▶ INSTRUCTIONS TO FOLLOW:
Among the entries that follow, tally the lines with the string "compromise". Give no more than the number.

▶ DATA IN THIS EXERCISE:
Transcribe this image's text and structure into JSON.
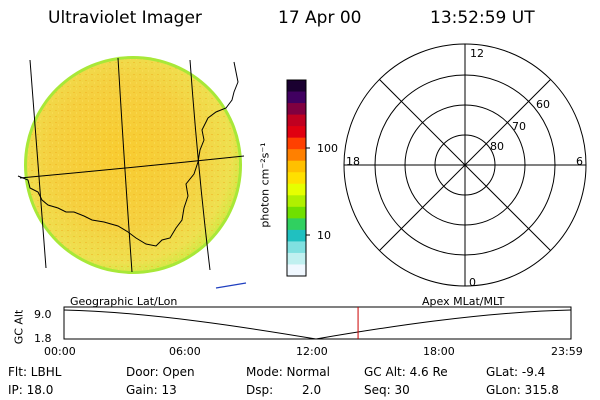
{
  "header": {
    "title": "Ultraviolet Imager",
    "date": "17 Apr 00",
    "time": "13:52:59 UT"
  },
  "colorbar": {
    "unit_label": "photon cm⁻²s⁻¹",
    "ticks": [
      "100",
      "10"
    ],
    "colors": [
      "#1a0030",
      "#400060",
      "#800040",
      "#c00020",
      "#e00010",
      "#ff4000",
      "#ff8000",
      "#ffc000",
      "#ffe000",
      "#e6ff00",
      "#b0f000",
      "#70e000",
      "#30d060",
      "#20c0c0",
      "#80e0e0",
      "#c0f0f0",
      "#f0f8ff"
    ]
  },
  "polar_plot": {
    "mlt_labels": [
      "12",
      "18",
      "6",
      "0"
    ],
    "lat_labels": [
      "60",
      "70",
      "80"
    ]
  },
  "timeline": {
    "left_title": "Geographic Lat/Lon",
    "right_title": "Apex MLat/MLT",
    "y_axis_label": "GC Alt",
    "y_ticks": [
      "9.0",
      "1.8"
    ],
    "x_ticks": [
      "00:00",
      "06:00",
      "12:00",
      "18:00",
      "23:59"
    ],
    "current_time_fraction": 0.58,
    "marker_color": "#cc0000"
  },
  "info": {
    "filter": "Flt: LBHL",
    "ip": "IP: 18.0",
    "door": "Door: Open",
    "gain": "Gain: 13",
    "mode": "Mode: Normal",
    "dsp_label": "Dsp:",
    "dsp_value": "2.0",
    "gc_alt": "GC Alt: 4.6 Re",
    "seq": "Seq: 30",
    "glat": "GLat:  -9.4",
    "glon": "GLon: 315.8"
  }
}
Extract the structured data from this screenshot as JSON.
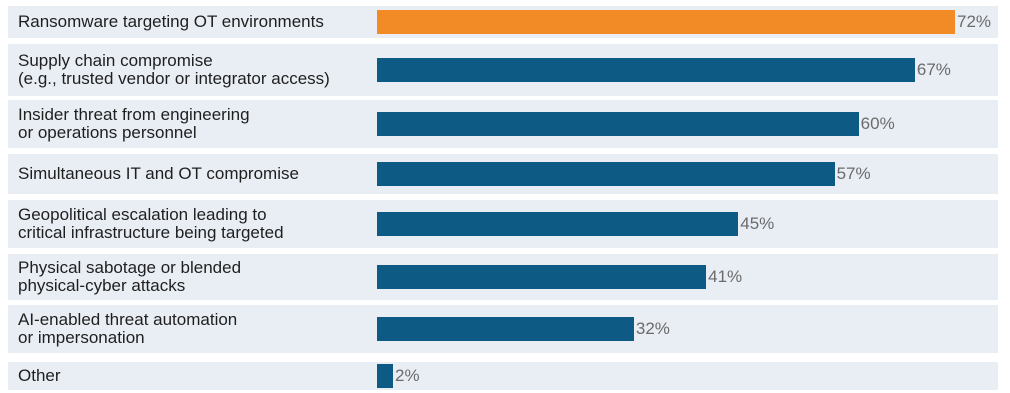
{
  "colors": {
    "highlight": "#f28a25",
    "default": "#0d5a84"
  },
  "chart_data": {
    "type": "bar",
    "orientation": "horizontal",
    "categories": [
      "Ransomware targeting OT environments",
      "Supply chain compromise\n(e.g., trusted vendor or integrator access)",
      "Insider threat from engineering\nor operations personnel",
      "Simultaneous IT and OT compromise",
      "Geopolitical escalation leading to\ncritical infrastructure being targeted",
      "Physical sabotage or blended\nphysical-cyber attacks",
      "AI-enabled threat automation\nor impersonation",
      "Other"
    ],
    "values": [
      72,
      67,
      60,
      57,
      45,
      41,
      32,
      2
    ],
    "value_labels": [
      "72%",
      "67%",
      "60%",
      "57%",
      "45%",
      "41%",
      "32%",
      "2%"
    ],
    "highlight_index": 0,
    "xlim": [
      0,
      72
    ],
    "title": "",
    "xlabel": "",
    "ylabel": ""
  }
}
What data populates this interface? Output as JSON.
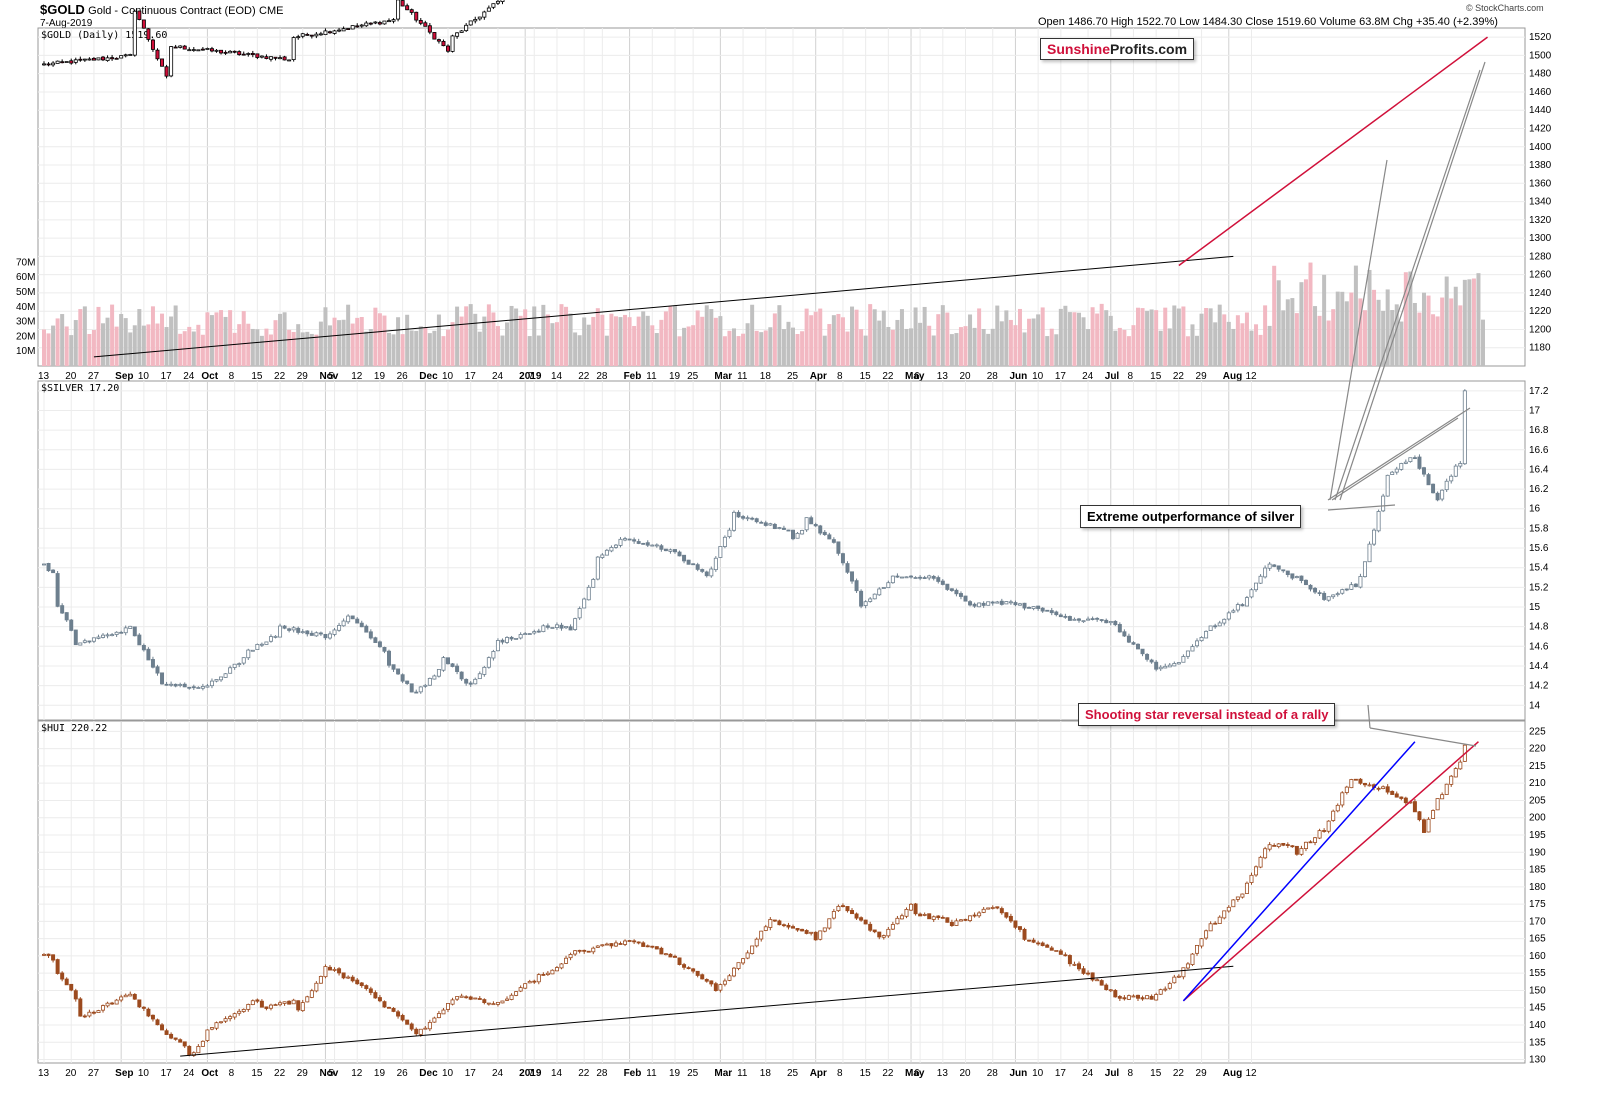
{
  "header": {
    "symbol": "$GOLD",
    "name": "Gold - Continuous Contract (EOD)",
    "exchange": "CME",
    "date": "7-Aug-2019",
    "ohlc": "Open 1486.70  High 1522.70  Low 1484.30  Close 1519.60  Volume 63.8M  Chg +35.40 (+2.39%)",
    "credit": "© StockCharts.com"
  },
  "logo": {
    "part1": "Sunshine",
    "part2": "Profits.com",
    "color1": "#d0103a"
  },
  "annotations": {
    "silver": "Extreme outperformance of silver",
    "hui": "Shooting star reversal instead of a rally"
  },
  "chart_data": [
    {
      "type": "candlestick",
      "title": "$GOLD (Daily) 1519.60",
      "ylim": [
        1160,
        1530
      ],
      "yticks": [
        1180,
        1200,
        1220,
        1240,
        1260,
        1280,
        1300,
        1320,
        1340,
        1360,
        1380,
        1400,
        1420,
        1440,
        1460,
        1480,
        1500,
        1520
      ],
      "volume_ticks": [
        "10M",
        "20M",
        "30M",
        "40M",
        "50M",
        "60M",
        "70M"
      ],
      "x_tick_labels": [
        "13",
        "20",
        "27",
        "Sep",
        "10",
        "17",
        "24",
        "Oct",
        "8",
        "15",
        "22",
        "29",
        "Nov",
        "5",
        "12",
        "19",
        "26",
        "Dec",
        "10",
        "17",
        "24",
        "2019",
        "7",
        "14",
        "22",
        "28",
        "Feb",
        "11",
        "19",
        "25",
        "Mar",
        "11",
        "18",
        "25",
        "Apr",
        "8",
        "15",
        "22",
        "May",
        "6",
        "13",
        "20",
        "28",
        "Jun",
        "10",
        "17",
        "24",
        "Jul",
        "8",
        "15",
        "22",
        "29",
        "Aug",
        "12"
      ],
      "anchors": [
        [
          0,
          1460,
          1490
        ],
        [
          20,
          1500,
          1550
        ],
        [
          28,
          1465,
          1510
        ],
        [
          55,
          1495,
          1520
        ],
        [
          78,
          1540,
          1560
        ],
        [
          90,
          1500,
          1520
        ],
        [
          108,
          1590,
          1620
        ],
        [
          128,
          1620,
          1640
        ],
        [
          140,
          1605,
          1620
        ],
        [
          146,
          1655,
          1680
        ],
        [
          153,
          1725,
          1750
        ],
        [
          165,
          1700,
          1720
        ],
        [
          175,
          1740,
          1760
        ],
        [
          185,
          1750,
          1770
        ],
        [
          197,
          1795,
          1790
        ],
        [
          208,
          1810,
          1830
        ],
        [
          216,
          1720,
          1740
        ],
        [
          226,
          1680,
          1700
        ],
        [
          240,
          1700,
          1720
        ],
        [
          250,
          1710,
          1730
        ],
        [
          262,
          1750,
          1770
        ],
        [
          266,
          1720,
          1740
        ],
        [
          270,
          1735,
          1750
        ],
        [
          276,
          1830,
          1850
        ],
        [
          286,
          1890,
          1880
        ],
        [
          296,
          1820,
          1815
        ],
        [
          300,
          1830,
          1840
        ]
      ]
    },
    {
      "type": "candlestick",
      "title": "$SILVER 17.20",
      "ylim": [
        13.85,
        17.3
      ],
      "yticks": [
        14.0,
        14.2,
        14.4,
        14.6,
        14.8,
        15.0,
        15.2,
        15.4,
        15.6,
        15.8,
        16.0,
        16.2,
        16.4,
        16.6,
        16.8,
        17.0,
        17.2
      ],
      "anchors": [
        [
          0,
          15.45,
          15.42
        ],
        [
          3,
          15.3,
          15.0
        ],
        [
          7,
          14.7,
          14.62
        ],
        [
          20,
          14.8,
          14.7
        ],
        [
          26,
          14.25,
          14.2
        ],
        [
          35,
          14.2,
          14.18
        ],
        [
          45,
          14.5,
          14.55
        ],
        [
          52,
          14.75,
          14.8
        ],
        [
          62,
          14.7,
          14.68
        ],
        [
          68,
          14.95,
          14.9
        ],
        [
          76,
          14.5,
          14.42
        ],
        [
          82,
          14.1,
          14.12
        ],
        [
          88,
          14.4,
          14.5
        ],
        [
          94,
          14.15,
          14.2
        ],
        [
          100,
          14.6,
          14.65
        ],
        [
          110,
          14.75,
          14.8
        ],
        [
          116,
          14.8,
          14.78
        ],
        [
          122,
          15.4,
          15.5
        ],
        [
          128,
          15.72,
          15.7
        ],
        [
          140,
          15.55,
          15.5
        ],
        [
          146,
          15.35,
          15.3
        ],
        [
          152,
          15.9,
          15.95
        ],
        [
          165,
          15.75,
          15.7
        ],
        [
          168,
          15.85,
          15.9
        ],
        [
          175,
          15.6,
          15.55
        ],
        [
          180,
          15.05,
          15.0
        ],
        [
          188,
          15.35,
          15.3
        ],
        [
          196,
          15.3,
          15.28
        ],
        [
          205,
          15.0,
          15.02
        ],
        [
          212,
          15.05,
          15.05
        ],
        [
          226,
          14.9,
          14.88
        ],
        [
          236,
          14.85,
          14.8
        ],
        [
          245,
          14.38,
          14.35
        ],
        [
          251,
          14.45,
          14.5
        ],
        [
          258,
          14.85,
          14.8
        ],
        [
          264,
          15.05,
          15.0
        ],
        [
          270,
          15.5,
          15.45
        ],
        [
          276,
          15.28,
          15.3
        ],
        [
          283,
          15.05,
          15.1
        ],
        [
          290,
          15.25,
          15.3
        ],
        [
          296,
          16.3,
          16.35
        ],
        [
          302,
          16.55,
          16.5
        ],
        [
          308,
          16.0,
          16.2
        ],
        [
          311,
          16.4,
          16.45
        ],
        [
          313,
          16.5,
          17.2
        ]
      ]
    },
    {
      "type": "candlestick",
      "title": "$HUI 220.22",
      "ylim": [
        129,
        228
      ],
      "yticks": [
        130,
        135,
        140,
        145,
        150,
        155,
        160,
        165,
        170,
        175,
        180,
        185,
        190,
        195,
        200,
        205,
        210,
        215,
        220,
        225
      ],
      "anchors": [
        [
          0,
          161,
          161
        ],
        [
          3,
          157,
          155
        ],
        [
          8,
          146,
          142
        ],
        [
          20,
          150,
          147
        ],
        [
          26,
          139,
          138
        ],
        [
          32,
          133,
          131
        ],
        [
          36,
          137,
          139
        ],
        [
          48,
          148,
          145
        ],
        [
          56,
          147,
          144
        ],
        [
          62,
          156,
          157
        ],
        [
          72,
          150,
          149
        ],
        [
          82,
          138,
          137
        ],
        [
          92,
          150,
          148
        ],
        [
          100,
          146,
          146
        ],
        [
          110,
          155,
          154
        ],
        [
          118,
          162,
          161
        ],
        [
          130,
          165,
          164
        ],
        [
          140,
          159,
          158
        ],
        [
          148,
          151,
          150
        ],
        [
          154,
          159,
          159
        ],
        [
          160,
          171,
          170
        ],
        [
          170,
          166,
          165
        ],
        [
          176,
          176,
          174
        ],
        [
          184,
          166,
          165
        ],
        [
          192,
          176,
          172
        ],
        [
          200,
          170,
          169
        ],
        [
          210,
          175,
          174
        ],
        [
          216,
          166,
          165
        ],
        [
          226,
          160,
          158
        ],
        [
          236,
          149,
          148
        ],
        [
          244,
          148,
          147
        ],
        [
          250,
          155,
          154
        ],
        [
          258,
          171,
          170
        ],
        [
          264,
          179,
          178
        ],
        [
          270,
          193,
          192
        ],
        [
          276,
          192,
          190
        ],
        [
          282,
          197,
          196
        ],
        [
          288,
          212,
          211
        ],
        [
          296,
          208,
          207
        ],
        [
          301,
          204,
          204
        ],
        [
          304,
          197,
          196
        ],
        [
          308,
          208,
          207
        ],
        [
          313,
          219,
          221
        ]
      ]
    }
  ]
}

▶ TASK RESPONSE:
2